* [Do this]
Can you print every record below exactly as written?

■ ■ ■ ■ ■ ■ ■

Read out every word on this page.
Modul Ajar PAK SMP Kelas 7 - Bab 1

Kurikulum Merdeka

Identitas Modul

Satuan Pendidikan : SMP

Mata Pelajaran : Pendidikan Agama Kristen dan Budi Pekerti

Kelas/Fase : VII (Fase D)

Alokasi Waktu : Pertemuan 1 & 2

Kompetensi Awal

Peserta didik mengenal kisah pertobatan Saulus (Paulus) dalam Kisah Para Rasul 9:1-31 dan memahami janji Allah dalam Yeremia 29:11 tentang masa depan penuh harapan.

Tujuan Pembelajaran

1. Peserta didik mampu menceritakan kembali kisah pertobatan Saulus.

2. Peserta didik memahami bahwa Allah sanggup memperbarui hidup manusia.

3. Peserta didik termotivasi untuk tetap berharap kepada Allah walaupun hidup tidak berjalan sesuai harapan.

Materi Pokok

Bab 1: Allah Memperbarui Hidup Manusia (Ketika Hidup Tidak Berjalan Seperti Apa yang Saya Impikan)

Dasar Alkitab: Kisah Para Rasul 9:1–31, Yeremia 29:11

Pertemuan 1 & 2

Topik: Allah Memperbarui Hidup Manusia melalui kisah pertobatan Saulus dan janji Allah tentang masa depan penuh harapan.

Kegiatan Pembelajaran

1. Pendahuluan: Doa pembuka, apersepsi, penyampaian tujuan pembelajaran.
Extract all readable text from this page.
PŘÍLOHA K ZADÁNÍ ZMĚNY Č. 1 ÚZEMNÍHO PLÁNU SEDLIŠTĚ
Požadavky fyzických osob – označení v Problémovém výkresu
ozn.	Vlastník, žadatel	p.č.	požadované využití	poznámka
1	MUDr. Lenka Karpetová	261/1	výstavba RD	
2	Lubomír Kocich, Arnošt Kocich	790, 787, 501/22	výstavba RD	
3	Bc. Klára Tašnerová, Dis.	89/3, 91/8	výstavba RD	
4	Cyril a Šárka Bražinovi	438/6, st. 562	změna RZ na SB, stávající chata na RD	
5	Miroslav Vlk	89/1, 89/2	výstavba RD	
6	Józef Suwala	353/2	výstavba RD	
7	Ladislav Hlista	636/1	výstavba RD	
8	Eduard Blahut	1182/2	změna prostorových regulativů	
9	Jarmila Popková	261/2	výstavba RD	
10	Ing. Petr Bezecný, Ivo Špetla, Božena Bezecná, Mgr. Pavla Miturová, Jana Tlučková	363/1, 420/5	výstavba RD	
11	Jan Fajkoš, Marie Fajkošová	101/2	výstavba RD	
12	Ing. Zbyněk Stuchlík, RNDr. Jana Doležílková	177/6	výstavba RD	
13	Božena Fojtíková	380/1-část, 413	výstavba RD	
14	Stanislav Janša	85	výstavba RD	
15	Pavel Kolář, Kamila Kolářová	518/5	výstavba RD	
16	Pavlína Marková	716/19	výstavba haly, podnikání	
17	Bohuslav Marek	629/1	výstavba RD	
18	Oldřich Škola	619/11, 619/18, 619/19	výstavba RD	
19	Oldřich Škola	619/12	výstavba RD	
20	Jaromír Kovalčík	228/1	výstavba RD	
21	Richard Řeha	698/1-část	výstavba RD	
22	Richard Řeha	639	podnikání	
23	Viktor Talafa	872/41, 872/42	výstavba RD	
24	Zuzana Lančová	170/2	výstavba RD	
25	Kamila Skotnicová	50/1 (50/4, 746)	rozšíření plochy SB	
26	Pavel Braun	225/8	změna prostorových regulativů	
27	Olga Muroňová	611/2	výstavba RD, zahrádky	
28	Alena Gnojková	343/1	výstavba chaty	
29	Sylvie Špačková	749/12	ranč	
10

■ ■ ■ ■ ■ ■ ■

* [Exercise output]
Read out every word on this page.
Modul Ajar PAK SMP Kelas 7 - Bab 1

Kurikulum Merdeka

Identitas Modul

Satuan Pendidikan : SMP

Mata Pelajaran : Pendidikan Agama Kristen dan Budi Pekerti

Kelas/Fase : VII (Fase D)

Alokasi Waktu : Pertemuan 1 & 2

Kompetensi Awal

Peserta didik mengenal kisah pertobatan Saulus (Paulus) dalam Kisah Para Rasul 9:1-31 dan memahami janji Allah dalam Yeremia 29:11 tentang masa depan penuh harapan.

Tujuan Pembelajaran

1. Peserta didik mampu menceritakan kembali kisah pertobatan Saulus.

2. Peserta didik memahami bahwa Allah sanggup memperbarui hidup manusia.

3. Peserta didik termotivasi untuk tetap berharap kepada Allah walaupun hidup tidak berjalan sesuai harapan.

Materi Pokok

Bab 1: Allah Memperbarui Hidup Manusia (Ketika Hidup Tidak Berjalan Seperti Apa yang Saya Impikan)

Dasar Alkitab: Kisah Para Rasul 9:1–31, Yeremia 29:11

Pertemuan 1 & 2

Topik: Allah Memperbarui Hidup Manusia melalui kisah pertobatan Saulus dan janji Allah tentang masa depan penuh harapan.

Kegiatan Pembelajaran

1. Pendahuluan: Doa pembuka, apersepsi, penyampaian tujuan pembelajaran.
Extract all readable text from this page.
PŘÍLOHA K ZADÁNÍ ZMĚNY Č. 1 ÚZEMNÍHO PLÁNU SEDLIŠTĚ
Požadavky fyzických osob – označení v Problémovém výkresu
ozn.	Vlastník, žadatel	p.č.	požadované využití	poznámka
1	MUDr. Lenka Karpetová	261/1	výstavba RD	
2	Lubomír Kocich, Arnošt Kocich	790, 787, 501/22	výstavba RD	
3	Bc. Klára Tašnerová, Dis.	89/3, 91/8	výstavba RD	
4	Cyril a Šárka Bražinovi	438/6, st. 562	změna RZ na SB, stávající chata na RD	
5	Miroslav Vlk	89/1, 89/2	výstavba RD	
6	Józef Suwala	353/2	výstavba RD	
7	Ladislav Hlista	636/1	výstavba RD	
8	Eduard Blahut	1182/2	změna prostorových regulativů	
9	Jarmila Popková	261/2	výstavba RD	
10	Ing. Petr Bezecný, Ivo Špetla, Božena Bezecná, Mgr. Pavla Miturová, Jana Tlučková	363/1, 420/5	výstavba RD	
11	Jan Fajkoš, Marie Fajkošová	101/2	výstavba RD	
12	Ing. Zbyněk Stuchlík, RNDr. Jana Doležílková	177/6	výstavba RD	
13	Božena Fojtíková	380/1-část, 413	výstavba RD	
14	Stanislav Janša	85	výstavba RD	
15	Pavel Kolář, Kamila Kolářová	518/5	výstavba RD	
16	Pavlína Marková	716/19	výstavba haly, podnikání	
17	Bohuslav Marek	629/1	výstavba RD	
18	Oldřich Škola	619/11, 619/18, 619/19	výstavba RD	
19	Oldřich Škola	619/12	výstavba RD	
20	Jaromír Kovalčík	228/1	výstavba RD	
21	Richard Řeha	698/1-část	výstavba RD	
22	Richard Řeha	639	podnikání	
23	Viktor Talafa	872/41, 872/42	výstavba RD	
24	Zuzana Lančová	170/2	výstavba RD	
25	Kamila Skotnicová	50/1 (50/4, 746)	rozšíření plochy SB	
26	Pavel Braun	225/8	změna prostorových regulativů	
27	Olga Muroňová	611/2	výstavba RD, zahrádky	
28	Alena Gnojková	343/1	výstavba chaty	
29	Sylvie Špačková	749/12	ranč	
10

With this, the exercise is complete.